# [Objective]
Below is a block of data; give all of it again word for word.

# [Given information]
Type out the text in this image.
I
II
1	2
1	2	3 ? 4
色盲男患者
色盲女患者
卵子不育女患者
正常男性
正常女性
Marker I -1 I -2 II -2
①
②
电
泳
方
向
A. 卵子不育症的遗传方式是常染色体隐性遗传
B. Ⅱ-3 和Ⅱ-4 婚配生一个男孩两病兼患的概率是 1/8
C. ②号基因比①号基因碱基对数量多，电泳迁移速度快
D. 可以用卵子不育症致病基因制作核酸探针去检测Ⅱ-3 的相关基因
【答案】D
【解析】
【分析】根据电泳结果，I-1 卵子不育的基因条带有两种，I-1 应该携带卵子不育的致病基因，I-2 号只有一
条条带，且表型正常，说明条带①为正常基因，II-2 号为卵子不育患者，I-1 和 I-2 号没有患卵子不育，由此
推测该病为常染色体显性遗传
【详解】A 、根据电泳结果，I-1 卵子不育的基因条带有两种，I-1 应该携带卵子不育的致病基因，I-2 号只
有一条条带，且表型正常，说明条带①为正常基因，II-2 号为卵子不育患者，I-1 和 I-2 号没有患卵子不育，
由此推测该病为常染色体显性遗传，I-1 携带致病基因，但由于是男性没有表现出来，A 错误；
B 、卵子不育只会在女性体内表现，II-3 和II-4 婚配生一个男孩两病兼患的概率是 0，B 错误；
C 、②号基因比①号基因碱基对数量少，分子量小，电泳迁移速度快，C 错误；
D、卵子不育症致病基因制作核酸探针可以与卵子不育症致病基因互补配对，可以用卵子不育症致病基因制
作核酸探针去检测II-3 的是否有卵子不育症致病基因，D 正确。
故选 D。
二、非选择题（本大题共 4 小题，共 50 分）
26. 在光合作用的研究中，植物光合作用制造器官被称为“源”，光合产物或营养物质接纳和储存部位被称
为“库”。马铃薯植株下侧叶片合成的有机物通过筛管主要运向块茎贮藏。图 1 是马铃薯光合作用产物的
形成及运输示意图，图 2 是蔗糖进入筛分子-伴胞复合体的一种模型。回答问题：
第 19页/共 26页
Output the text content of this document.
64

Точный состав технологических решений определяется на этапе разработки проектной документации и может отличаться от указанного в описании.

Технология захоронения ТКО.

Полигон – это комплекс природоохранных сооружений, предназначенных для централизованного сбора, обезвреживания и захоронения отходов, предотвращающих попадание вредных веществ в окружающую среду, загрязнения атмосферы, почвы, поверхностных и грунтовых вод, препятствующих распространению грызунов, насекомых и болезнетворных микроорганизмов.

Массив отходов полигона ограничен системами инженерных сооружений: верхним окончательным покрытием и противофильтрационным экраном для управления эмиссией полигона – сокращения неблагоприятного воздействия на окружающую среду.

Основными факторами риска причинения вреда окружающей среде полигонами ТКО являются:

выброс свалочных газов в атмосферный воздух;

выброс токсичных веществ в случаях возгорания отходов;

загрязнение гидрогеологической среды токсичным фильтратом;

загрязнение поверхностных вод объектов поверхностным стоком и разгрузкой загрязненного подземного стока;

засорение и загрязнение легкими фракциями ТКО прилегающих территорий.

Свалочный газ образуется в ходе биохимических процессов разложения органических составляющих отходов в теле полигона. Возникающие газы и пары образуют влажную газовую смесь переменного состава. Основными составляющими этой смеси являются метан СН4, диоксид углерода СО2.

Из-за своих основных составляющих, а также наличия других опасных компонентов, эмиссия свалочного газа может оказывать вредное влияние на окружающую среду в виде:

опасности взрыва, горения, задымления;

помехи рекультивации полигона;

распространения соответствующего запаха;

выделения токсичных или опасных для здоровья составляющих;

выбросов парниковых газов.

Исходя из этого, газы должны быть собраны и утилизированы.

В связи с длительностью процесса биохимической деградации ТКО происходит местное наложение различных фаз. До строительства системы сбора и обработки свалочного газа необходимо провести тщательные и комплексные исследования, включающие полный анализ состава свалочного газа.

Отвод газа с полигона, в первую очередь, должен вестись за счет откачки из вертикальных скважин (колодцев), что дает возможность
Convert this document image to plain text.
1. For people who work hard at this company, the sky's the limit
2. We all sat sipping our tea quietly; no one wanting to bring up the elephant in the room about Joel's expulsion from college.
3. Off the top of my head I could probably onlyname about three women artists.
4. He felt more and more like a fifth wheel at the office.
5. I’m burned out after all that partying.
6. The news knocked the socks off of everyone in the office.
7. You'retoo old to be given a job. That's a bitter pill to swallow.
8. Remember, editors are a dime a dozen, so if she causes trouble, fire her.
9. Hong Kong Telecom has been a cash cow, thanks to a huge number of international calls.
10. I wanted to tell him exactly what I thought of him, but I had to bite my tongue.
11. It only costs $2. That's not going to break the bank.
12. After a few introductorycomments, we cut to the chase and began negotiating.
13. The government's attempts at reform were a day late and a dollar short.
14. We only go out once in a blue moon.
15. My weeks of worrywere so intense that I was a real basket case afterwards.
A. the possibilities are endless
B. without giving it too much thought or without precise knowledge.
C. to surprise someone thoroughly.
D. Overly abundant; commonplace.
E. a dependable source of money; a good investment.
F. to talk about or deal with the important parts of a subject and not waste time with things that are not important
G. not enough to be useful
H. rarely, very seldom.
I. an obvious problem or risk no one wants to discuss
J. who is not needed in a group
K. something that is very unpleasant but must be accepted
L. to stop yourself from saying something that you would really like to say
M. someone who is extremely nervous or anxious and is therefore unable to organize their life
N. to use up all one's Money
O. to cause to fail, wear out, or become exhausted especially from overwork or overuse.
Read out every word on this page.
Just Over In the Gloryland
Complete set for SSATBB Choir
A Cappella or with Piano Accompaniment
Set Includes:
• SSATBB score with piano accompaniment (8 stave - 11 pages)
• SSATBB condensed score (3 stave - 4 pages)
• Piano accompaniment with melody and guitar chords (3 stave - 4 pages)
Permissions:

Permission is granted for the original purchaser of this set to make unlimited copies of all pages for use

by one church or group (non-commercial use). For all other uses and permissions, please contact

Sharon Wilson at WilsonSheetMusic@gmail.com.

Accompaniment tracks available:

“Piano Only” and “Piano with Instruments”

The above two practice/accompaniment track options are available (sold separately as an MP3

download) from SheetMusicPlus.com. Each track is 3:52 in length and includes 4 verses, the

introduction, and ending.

# [Full output]
Type out the text in this image.
I
II
1	2
1	2	3 ? 4
色盲男患者
色盲女患者
卵子不育女患者
正常男性
正常女性
Marker I -1 I -2 II -2
①
②
电
泳
方
向
A. 卵子不育症的遗传方式是常染色体隐性遗传
B. Ⅱ-3 和Ⅱ-4 婚配生一个男孩两病兼患的概率是 1/8
C. ②号基因比①号基因碱基对数量多，电泳迁移速度快
D. 可以用卵子不育症致病基因制作核酸探针去检测Ⅱ-3 的相关基因
【答案】D
【解析】
【分析】根据电泳结果，I-1 卵子不育的基因条带有两种，I-1 应该携带卵子不育的致病基因，I-2 号只有一
条条带，且表型正常，说明条带①为正常基因，II-2 号为卵子不育患者，I-1 和 I-2 号没有患卵子不育，由此
推测该病为常染色体显性遗传
【详解】A 、根据电泳结果，I-1 卵子不育的基因条带有两种，I-1 应该携带卵子不育的致病基因，I-2 号只
有一条条带，且表型正常，说明条带①为正常基因，II-2 号为卵子不育患者，I-1 和 I-2 号没有患卵子不育，
由此推测该病为常染色体显性遗传，I-1 携带致病基因，但由于是男性没有表现出来，A 错误；
B 、卵子不育只会在女性体内表现，II-3 和II-4 婚配生一个男孩两病兼患的概率是 0，B 错误；
C 、②号基因比①号基因碱基对数量少，分子量小，电泳迁移速度快，C 错误；
D、卵子不育症致病基因制作核酸探针可以与卵子不育症致病基因互补配对，可以用卵子不育症致病基因制
作核酸探针去检测II-3 的是否有卵子不育症致病基因，D 正确。
故选 D。
二、非选择题（本大题共 4 小题，共 50 分）
26. 在光合作用的研究中，植物光合作用制造器官被称为“源”，光合产物或营养物质接纳和储存部位被称
为“库”。马铃薯植株下侧叶片合成的有机物通过筛管主要运向块茎贮藏。图 1 是马铃薯光合作用产物的
形成及运输示意图，图 2 是蔗糖进入筛分子-伴胞复合体的一种模型。回答问题：
第 19页/共 26页
Output the text content of this document.
64

Точный состав технологических решений определяется на этапе разработки проектной документации и может отличаться от указанного в описании.

Технология захоронения ТКО.

Полигон – это комплекс природоохранных сооружений, предназначенных для централизованного сбора, обезвреживания и захоронения отходов, предотвращающих попадание вредных веществ в окружающую среду, загрязнения атмосферы, почвы, поверхностных и грунтовых вод, препятствующих распространению грызунов, насекомых и болезнетворных микроорганизмов.

Массив отходов полигона ограничен системами инженерных сооружений: верхним окончательным покрытием и противофильтрационным экраном для управления эмиссией полигона – сокращения неблагоприятного воздействия на окружающую среду.

Основными факторами риска причинения вреда окружающей среде полигонами ТКО являются:

выброс свалочных газов в атмосферный воздух;

выброс токсичных веществ в случаях возгорания отходов;

загрязнение гидрогеологической среды токсичным фильтратом;

загрязнение поверхностных вод объектов поверхностным стоком и разгрузкой загрязненного подземного стока;

засорение и загрязнение легкими фракциями ТКО прилегающих территорий.

Свалочный газ образуется в ходе биохимических процессов разложения органических составляющих отходов в теле полигона. Возникающие газы и пары образуют влажную газовую смесь переменного состава. Основными составляющими этой смеси являются метан СН4, диоксид углерода СО2.

Из-за своих основных составляющих, а также наличия других опасных компонентов, эмиссия свалочного газа может оказывать вредное влияние на окружающую среду в виде:

опасности взрыва, горения, задымления;

помехи рекультивации полигона;

распространения соответствующего запаха;

выделения токсичных или опасных для здоровья составляющих;

выбросов парниковых газов.

Исходя из этого, газы должны быть собраны и утилизированы.

В связи с длительностью процесса биохимической деградации ТКО происходит местное наложение различных фаз. До строительства системы сбора и обработки свалочного газа необходимо провести тщательные и комплексные исследования, включающие полный анализ состава свалочного газа.

Отвод газа с полигона, в первую очередь, должен вестись за счет откачки из вертикальных скважин (колодцев), что дает возможность
Convert this document image to plain text.
1. For people who work hard at this company, the sky's the limit
2. We all sat sipping our tea quietly; no one wanting to bring up the elephant in the room about Joel's expulsion from college.
3. Off the top of my head I could probably onlyname about three women artists.
4. He felt more and more like a fifth wheel at the office.
5. I’m burned out after all that partying.
6. The news knocked the socks off of everyone in the office.
7. You'retoo old to be given a job. That's a bitter pill to swallow.
8. Remember, editors are a dime a dozen, so if she causes trouble, fire her.
9. Hong Kong Telecom has been a cash cow, thanks to a huge number of international calls.
10. I wanted to tell him exactly what I thought of him, but I had to bite my tongue.
11. It only costs $2. That's not going to break the bank.
12. After a few introductorycomments, we cut to the chase and began negotiating.
13. The government's attempts at reform were a day late and a dollar short.
14. We only go out once in a blue moon.
15. My weeks of worrywere so intense that I was a real basket case afterwards.
A. the possibilities are endless
B. without giving it too much thought or without precise knowledge.
C. to surprise someone thoroughly.
D. Overly abundant; commonplace.
E. a dependable source of money; a good investment.
F. to talk about or deal with the important parts of a subject and not waste time with things that are not important
G. not enough to be useful
H. rarely, very seldom.
I. an obvious problem or risk no one wants to discuss
J. who is not needed in a group
K. something that is very unpleasant but must be accepted
L. to stop yourself from saying something that you would really like to say
M. someone who is extremely nervous or anxious and is therefore unable to organize their life
N. to use up all one's Money
O. to cause to fail, wear out, or become exhausted especially from overwork or overuse.
Read out every word on this page.
Just Over In the Gloryland
Complete set for SSATBB Choir
A Cappella or with Piano Accompaniment
Set Includes:
• SSATBB score with piano accompaniment (8 stave - 11 pages)
• SSATBB condensed score (3 stave - 4 pages)
• Piano accompaniment with melody and guitar chords (3 stave - 4 pages)
Permissions:

Permission is granted for the original purchaser of this set to make unlimited copies of all pages for use

by one church or group (non-commercial use). For all other uses and permissions, please contact

Sharon Wilson at WilsonSheetMusic@gmail.com.

Accompaniment tracks available:

“Piano Only” and “Piano with Instruments”

The above two practice/accompaniment track options are available (sold separately as an MP3

download) from SheetMusicPlus.com. Each track is 3:52 in length and includes 4 verses, the

introduction, and ending.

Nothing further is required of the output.